>> Begin Supplied data
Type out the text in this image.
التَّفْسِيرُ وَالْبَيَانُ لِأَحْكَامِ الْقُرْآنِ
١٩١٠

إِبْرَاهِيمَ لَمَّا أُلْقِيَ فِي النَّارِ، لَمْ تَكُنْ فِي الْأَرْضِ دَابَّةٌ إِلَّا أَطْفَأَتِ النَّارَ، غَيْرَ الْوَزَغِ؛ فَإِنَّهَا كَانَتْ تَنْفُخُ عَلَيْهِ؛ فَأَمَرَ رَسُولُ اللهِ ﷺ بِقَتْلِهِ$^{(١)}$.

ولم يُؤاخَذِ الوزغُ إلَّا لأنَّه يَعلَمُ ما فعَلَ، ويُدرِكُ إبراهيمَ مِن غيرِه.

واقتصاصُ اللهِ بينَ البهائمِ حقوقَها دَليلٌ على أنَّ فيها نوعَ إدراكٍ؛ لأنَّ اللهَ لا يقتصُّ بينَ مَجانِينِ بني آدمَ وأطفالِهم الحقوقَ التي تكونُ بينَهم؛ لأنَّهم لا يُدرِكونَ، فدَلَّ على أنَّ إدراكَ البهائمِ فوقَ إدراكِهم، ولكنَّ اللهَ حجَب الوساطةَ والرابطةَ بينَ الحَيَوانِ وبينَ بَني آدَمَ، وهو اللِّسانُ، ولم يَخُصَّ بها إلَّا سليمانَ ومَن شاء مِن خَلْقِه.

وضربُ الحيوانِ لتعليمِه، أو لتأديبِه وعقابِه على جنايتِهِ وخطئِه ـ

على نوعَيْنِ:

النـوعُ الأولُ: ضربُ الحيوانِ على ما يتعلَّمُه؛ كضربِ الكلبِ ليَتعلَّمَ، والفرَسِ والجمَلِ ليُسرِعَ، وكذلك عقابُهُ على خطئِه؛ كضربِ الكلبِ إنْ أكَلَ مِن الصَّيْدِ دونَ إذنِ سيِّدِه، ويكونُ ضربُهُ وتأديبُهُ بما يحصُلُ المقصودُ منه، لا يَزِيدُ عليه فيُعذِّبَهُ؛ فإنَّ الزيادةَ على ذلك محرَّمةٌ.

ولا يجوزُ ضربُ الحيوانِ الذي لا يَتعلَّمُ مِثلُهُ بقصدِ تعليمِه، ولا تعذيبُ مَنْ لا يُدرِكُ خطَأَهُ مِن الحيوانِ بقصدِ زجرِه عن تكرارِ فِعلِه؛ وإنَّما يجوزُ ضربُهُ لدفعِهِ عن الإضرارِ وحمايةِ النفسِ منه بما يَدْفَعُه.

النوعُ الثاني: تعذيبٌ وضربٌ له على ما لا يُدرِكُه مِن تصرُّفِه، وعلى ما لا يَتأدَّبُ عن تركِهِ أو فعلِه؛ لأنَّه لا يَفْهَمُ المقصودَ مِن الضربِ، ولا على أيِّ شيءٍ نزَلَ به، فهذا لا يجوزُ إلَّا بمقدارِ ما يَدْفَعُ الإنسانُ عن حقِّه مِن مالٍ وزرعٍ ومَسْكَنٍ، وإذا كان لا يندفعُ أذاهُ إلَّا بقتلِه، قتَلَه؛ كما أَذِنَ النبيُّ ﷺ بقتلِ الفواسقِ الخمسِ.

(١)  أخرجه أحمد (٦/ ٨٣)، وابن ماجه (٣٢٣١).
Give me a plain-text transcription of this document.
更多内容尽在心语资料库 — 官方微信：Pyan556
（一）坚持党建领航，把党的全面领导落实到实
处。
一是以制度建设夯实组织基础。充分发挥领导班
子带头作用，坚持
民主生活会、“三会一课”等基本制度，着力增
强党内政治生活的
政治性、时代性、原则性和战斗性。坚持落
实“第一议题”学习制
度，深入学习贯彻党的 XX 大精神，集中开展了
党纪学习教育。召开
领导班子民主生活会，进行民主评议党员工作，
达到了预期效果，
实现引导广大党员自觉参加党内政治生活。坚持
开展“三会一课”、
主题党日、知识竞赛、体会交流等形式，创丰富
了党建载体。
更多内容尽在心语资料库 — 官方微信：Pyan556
>> End Supplied data
(Your instructions) Every entry above should be retyped exactly as shown.

(Solution to this task)
Type out the text in this image.
التَّفْسِيرُ وَالْبَيَانُ لِأَحْكَامِ الْقُرْآنِ
١٩١٠

إِبْرَاهِيمَ لَمَّا أُلْقِيَ فِي النَّارِ، لَمْ تَكُنْ فِي الْأَرْضِ دَابَّةٌ إِلَّا أَطْفَأَتِ النَّارَ، غَيْرَ الْوَزَغِ؛ فَإِنَّهَا كَانَتْ تَنْفُخُ عَلَيْهِ؛ فَأَمَرَ رَسُولُ اللهِ ﷺ بِقَتْلِهِ$^{(١)}$.

ولم يُؤاخَذِ الوزغُ إلَّا لأنَّه يَعلَمُ ما فعَلَ، ويُدرِكُ إبراهيمَ مِن غيرِه.

واقتصاصُ اللهِ بينَ البهائمِ حقوقَها دَليلٌ على أنَّ فيها نوعَ إدراكٍ؛ لأنَّ اللهَ لا يقتصُّ بينَ مَجانِينِ بني آدمَ وأطفالِهم الحقوقَ التي تكونُ بينَهم؛ لأنَّهم لا يُدرِكونَ، فدَلَّ على أنَّ إدراكَ البهائمِ فوقَ إدراكِهم، ولكنَّ اللهَ حجَب الوساطةَ والرابطةَ بينَ الحَيَوانِ وبينَ بَني آدَمَ، وهو اللِّسانُ، ولم يَخُصَّ بها إلَّا سليمانَ ومَن شاء مِن خَلْقِه.

وضربُ الحيوانِ لتعليمِه، أو لتأديبِه وعقابِه على جنايتِهِ وخطئِه ـ

على نوعَيْنِ:

النـوعُ الأولُ: ضربُ الحيوانِ على ما يتعلَّمُه؛ كضربِ الكلبِ ليَتعلَّمَ، والفرَسِ والجمَلِ ليُسرِعَ، وكذلك عقابُهُ على خطئِه؛ كضربِ الكلبِ إنْ أكَلَ مِن الصَّيْدِ دونَ إذنِ سيِّدِه، ويكونُ ضربُهُ وتأديبُهُ بما يحصُلُ المقصودُ منه، لا يَزِيدُ عليه فيُعذِّبَهُ؛ فإنَّ الزيادةَ على ذلك محرَّمةٌ.

ولا يجوزُ ضربُ الحيوانِ الذي لا يَتعلَّمُ مِثلُهُ بقصدِ تعليمِه، ولا تعذيبُ مَنْ لا يُدرِكُ خطَأَهُ مِن الحيوانِ بقصدِ زجرِه عن تكرارِ فِعلِه؛ وإنَّما يجوزُ ضربُهُ لدفعِهِ عن الإضرارِ وحمايةِ النفسِ منه بما يَدْفَعُه.

النوعُ الثاني: تعذيبٌ وضربٌ له على ما لا يُدرِكُه مِن تصرُّفِه، وعلى ما لا يَتأدَّبُ عن تركِهِ أو فعلِه؛ لأنَّه لا يَفْهَمُ المقصودَ مِن الضربِ، ولا على أيِّ شيءٍ نزَلَ به، فهذا لا يجوزُ إلَّا بمقدارِ ما يَدْفَعُ الإنسانُ عن حقِّه مِن مالٍ وزرعٍ ومَسْكَنٍ، وإذا كان لا يندفعُ أذاهُ إلَّا بقتلِه، قتَلَه؛ كما أَذِنَ النبيُّ ﷺ بقتلِ الفواسقِ الخمسِ.

(١)  أخرجه أحمد (٦/ ٨٣)، وابن ماجه (٣٢٣١).
Give me a plain-text transcription of this document.
更多内容尽在心语资料库 — 官方微信：Pyan556
（一）坚持党建领航，把党的全面领导落实到实
处。
一是以制度建设夯实组织基础。充分发挥领导班
子带头作用，坚持
民主生活会、“三会一课”等基本制度，着力增
强党内政治生活的
政治性、时代性、原则性和战斗性。坚持落
实“第一议题”学习制
度，深入学习贯彻党的 XX 大精神，集中开展了
党纪学习教育。召开
领导班子民主生活会，进行民主评议党员工作，
达到了预期效果，
实现引导广大党员自觉参加党内政治生活。坚持
开展“三会一课”、
主题党日、知识竞赛、体会交流等形式，创丰富
了党建载体。
更多内容尽在心语资料库 — 官方微信：Pyan556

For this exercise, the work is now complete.